Verbatim output of all the material below is required.

——

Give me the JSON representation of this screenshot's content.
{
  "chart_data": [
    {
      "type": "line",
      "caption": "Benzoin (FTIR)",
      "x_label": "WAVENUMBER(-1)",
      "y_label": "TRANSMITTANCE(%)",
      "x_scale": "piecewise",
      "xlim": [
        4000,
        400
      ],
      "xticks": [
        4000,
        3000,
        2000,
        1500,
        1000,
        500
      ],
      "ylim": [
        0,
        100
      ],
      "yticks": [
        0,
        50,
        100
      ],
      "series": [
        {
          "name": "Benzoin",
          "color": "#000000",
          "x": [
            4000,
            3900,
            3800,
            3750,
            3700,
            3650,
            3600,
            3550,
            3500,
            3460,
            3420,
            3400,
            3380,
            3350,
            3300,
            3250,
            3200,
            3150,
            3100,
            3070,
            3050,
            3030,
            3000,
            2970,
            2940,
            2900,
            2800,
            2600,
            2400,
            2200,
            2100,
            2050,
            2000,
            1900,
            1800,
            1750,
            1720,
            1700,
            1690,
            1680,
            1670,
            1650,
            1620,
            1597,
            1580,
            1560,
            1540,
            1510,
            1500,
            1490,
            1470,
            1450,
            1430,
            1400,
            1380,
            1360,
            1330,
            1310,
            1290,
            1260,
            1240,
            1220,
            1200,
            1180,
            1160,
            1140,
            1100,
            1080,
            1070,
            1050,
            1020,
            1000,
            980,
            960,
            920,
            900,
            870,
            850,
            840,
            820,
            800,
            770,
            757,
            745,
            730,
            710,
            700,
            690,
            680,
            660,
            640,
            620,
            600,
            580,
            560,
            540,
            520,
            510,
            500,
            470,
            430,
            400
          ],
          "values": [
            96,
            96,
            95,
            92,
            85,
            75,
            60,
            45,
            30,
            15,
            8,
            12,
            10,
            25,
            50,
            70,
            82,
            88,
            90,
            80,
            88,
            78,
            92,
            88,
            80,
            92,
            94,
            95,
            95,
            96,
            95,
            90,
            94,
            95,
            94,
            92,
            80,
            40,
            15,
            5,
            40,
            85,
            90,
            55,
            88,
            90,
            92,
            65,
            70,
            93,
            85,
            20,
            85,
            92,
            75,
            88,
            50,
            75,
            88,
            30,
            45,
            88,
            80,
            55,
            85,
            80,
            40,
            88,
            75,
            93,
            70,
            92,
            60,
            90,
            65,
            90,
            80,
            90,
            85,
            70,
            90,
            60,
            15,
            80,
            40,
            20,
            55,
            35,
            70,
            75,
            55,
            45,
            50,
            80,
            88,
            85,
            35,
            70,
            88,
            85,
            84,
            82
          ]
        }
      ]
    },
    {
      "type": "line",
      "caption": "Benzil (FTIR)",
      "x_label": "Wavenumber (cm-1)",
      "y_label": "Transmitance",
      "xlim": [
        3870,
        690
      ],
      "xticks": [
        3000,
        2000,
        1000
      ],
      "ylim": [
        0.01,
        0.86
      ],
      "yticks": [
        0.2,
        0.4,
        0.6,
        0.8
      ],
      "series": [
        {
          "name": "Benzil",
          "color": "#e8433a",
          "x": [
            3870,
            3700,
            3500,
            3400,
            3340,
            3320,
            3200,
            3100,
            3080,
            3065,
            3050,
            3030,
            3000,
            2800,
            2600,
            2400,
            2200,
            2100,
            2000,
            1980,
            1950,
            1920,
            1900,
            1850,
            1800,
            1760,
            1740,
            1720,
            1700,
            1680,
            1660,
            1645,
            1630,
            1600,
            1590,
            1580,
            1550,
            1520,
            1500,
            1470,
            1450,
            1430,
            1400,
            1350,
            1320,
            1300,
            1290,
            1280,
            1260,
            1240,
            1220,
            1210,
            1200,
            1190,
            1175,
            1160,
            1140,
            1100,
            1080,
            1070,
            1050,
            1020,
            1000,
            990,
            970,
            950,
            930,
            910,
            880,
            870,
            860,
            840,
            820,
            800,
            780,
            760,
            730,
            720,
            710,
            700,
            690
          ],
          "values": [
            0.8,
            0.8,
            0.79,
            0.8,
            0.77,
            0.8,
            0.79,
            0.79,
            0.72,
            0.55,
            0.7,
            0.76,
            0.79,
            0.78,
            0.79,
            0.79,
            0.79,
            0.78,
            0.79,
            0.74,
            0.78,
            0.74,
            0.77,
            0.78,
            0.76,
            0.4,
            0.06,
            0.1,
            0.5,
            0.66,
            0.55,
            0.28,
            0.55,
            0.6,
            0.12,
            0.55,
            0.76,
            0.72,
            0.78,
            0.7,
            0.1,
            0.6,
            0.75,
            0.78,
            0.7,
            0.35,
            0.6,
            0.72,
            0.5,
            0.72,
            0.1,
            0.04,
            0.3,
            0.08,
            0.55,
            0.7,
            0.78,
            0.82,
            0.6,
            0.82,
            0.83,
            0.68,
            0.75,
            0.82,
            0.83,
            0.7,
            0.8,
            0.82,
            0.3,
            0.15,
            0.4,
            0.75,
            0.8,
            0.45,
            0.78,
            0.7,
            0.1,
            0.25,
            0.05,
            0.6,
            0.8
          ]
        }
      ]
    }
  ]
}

——

**Final result:**
Give me the JSON representation of this screenshot's content.
{
  "chart_data": [
    {
      "type": "line",
      "caption": "Benzoin (FTIR)",
      "x_label": "WAVENUMBER(-1)",
      "y_label": "TRANSMITTANCE(%)",
      "x_scale": "piecewise",
      "xlim": [
        4000,
        400
      ],
      "xticks": [
        4000,
        3000,
        2000,
        1500,
        1000,
        500
      ],
      "ylim": [
        0,
        100
      ],
      "yticks": [
        0,
        50,
        100
      ],
      "series": [
        {
          "name": "Benzoin",
          "color": "#000000",
          "x": [
            4000,
            3900,
            3800,
            3750,
            3700,
            3650,
            3600,
            3550,
            3500,
            3460,
            3420,
            3400,
            3380,
            3350,
            3300,
            3250,
            3200,
            3150,
            3100,
            3070,
            3050,
            3030,
            3000,
            2970,
            2940,
            2900,
            2800,
            2600,
            2400,
            2200,
            2100,
            2050,
            2000,
            1900,
            1800,
            1750,
            1720,
            1700,
            1690,
            1680,
            1670,
            1650,
            1620,
            1597,
            1580,
            1560,
            1540,
            1510,
            1500,
            1490,
            1470,
            1450,
            1430,
            1400,
            1380,
            1360,
            1330,
            1310,
            1290,
            1260,
            1240,
            1220,
            1200,
            1180,
            1160,
            1140,
            1100,
            1080,
            1070,
            1050,
            1020,
            1000,
            980,
            960,
            920,
            900,
            870,
            850,
            840,
            820,
            800,
            770,
            757,
            745,
            730,
            710,
            700,
            690,
            680,
            660,
            640,
            620,
            600,
            580,
            560,
            540,
            520,
            510,
            500,
            470,
            430,
            400
          ],
          "values": [
            96,
            96,
            95,
            92,
            85,
            75,
            60,
            45,
            30,
            15,
            8,
            12,
            10,
            25,
            50,
            70,
            82,
            88,
            90,
            80,
            88,
            78,
            92,
            88,
            80,
            92,
            94,
            95,
            95,
            96,
            95,
            90,
            94,
            95,
            94,
            92,
            80,
            40,
            15,
            5,
            40,
            85,
            90,
            55,
            88,
            90,
            92,
            65,
            70,
            93,
            85,
            20,
            85,
            92,
            75,
            88,
            50,
            75,
            88,
            30,
            45,
            88,
            80,
            55,
            85,
            80,
            40,
            88,
            75,
            93,
            70,
            92,
            60,
            90,
            65,
            90,
            80,
            90,
            85,
            70,
            90,
            60,
            15,
            80,
            40,
            20,
            55,
            35,
            70,
            75,
            55,
            45,
            50,
            80,
            88,
            85,
            35,
            70,
            88,
            85,
            84,
            82
          ]
        }
      ]
    },
    {
      "type": "line",
      "caption": "Benzil (FTIR)",
      "x_label": "Wavenumber (cm-1)",
      "y_label": "Transmitance",
      "xlim": [
        3870,
        690
      ],
      "xticks": [
        3000,
        2000,
        1000
      ],
      "ylim": [
        0.01,
        0.86
      ],
      "yticks": [
        0.2,
        0.4,
        0.6,
        0.8
      ],
      "series": [
        {
          "name": "Benzil",
          "color": "#e8433a",
          "x": [
            3870,
            3700,
            3500,
            3400,
            3340,
            3320,
            3200,
            3100,
            3080,
            3065,
            3050,
            3030,
            3000,
            2800,
            2600,
            2400,
            2200,
            2100,
            2000,
            1980,
            1950,
            1920,
            1900,
            1850,
            1800,
            1760,
            1740,
            1720,
            1700,
            1680,
            1660,
            1645,
            1630,
            1600,
            1590,
            1580,
            1550,
            1520,
            1500,
            1470,
            1450,
            1430,
            1400,
            1350,
            1320,
            1300,
            1290,
            1280,
            1260,
            1240,
            1220,
            1210,
            1200,
            1190,
            1175,
            1160,
            1140,
            1100,
            1080,
            1070,
            1050,
            1020,
            1000,
            990,
            970,
            950,
            930,
            910,
            880,
            870,
            860,
            840,
            820,
            800,
            780,
            760,
            730,
            720,
            710,
            700,
            690
          ],
          "values": [
            0.8,
            0.8,
            0.79,
            0.8,
            0.77,
            0.8,
            0.79,
            0.79,
            0.72,
            0.55,
            0.7,
            0.76,
            0.79,
            0.78,
            0.79,
            0.79,
            0.79,
            0.78,
            0.79,
            0.74,
            0.78,
            0.74,
            0.77,
            0.78,
            0.76,
            0.4,
            0.06,
            0.1,
            0.5,
            0.66,
            0.55,
            0.28,
            0.55,
            0.6,
            0.12,
            0.55,
            0.76,
            0.72,
            0.78,
            0.7,
            0.1,
            0.6,
            0.75,
            0.78,
            0.7,
            0.35,
            0.6,
            0.72,
            0.5,
            0.72,
            0.1,
            0.04,
            0.3,
            0.08,
            0.55,
            0.7,
            0.78,
            0.82,
            0.6,
            0.82,
            0.83,
            0.68,
            0.75,
            0.82,
            0.83,
            0.7,
            0.8,
            0.82,
            0.3,
            0.15,
            0.4,
            0.75,
            0.8,
            0.45,
            0.78,
            0.7,
            0.1,
            0.25,
            0.05,
            0.6,
            0.8
          ]
        }
      ]
    }
  ]
}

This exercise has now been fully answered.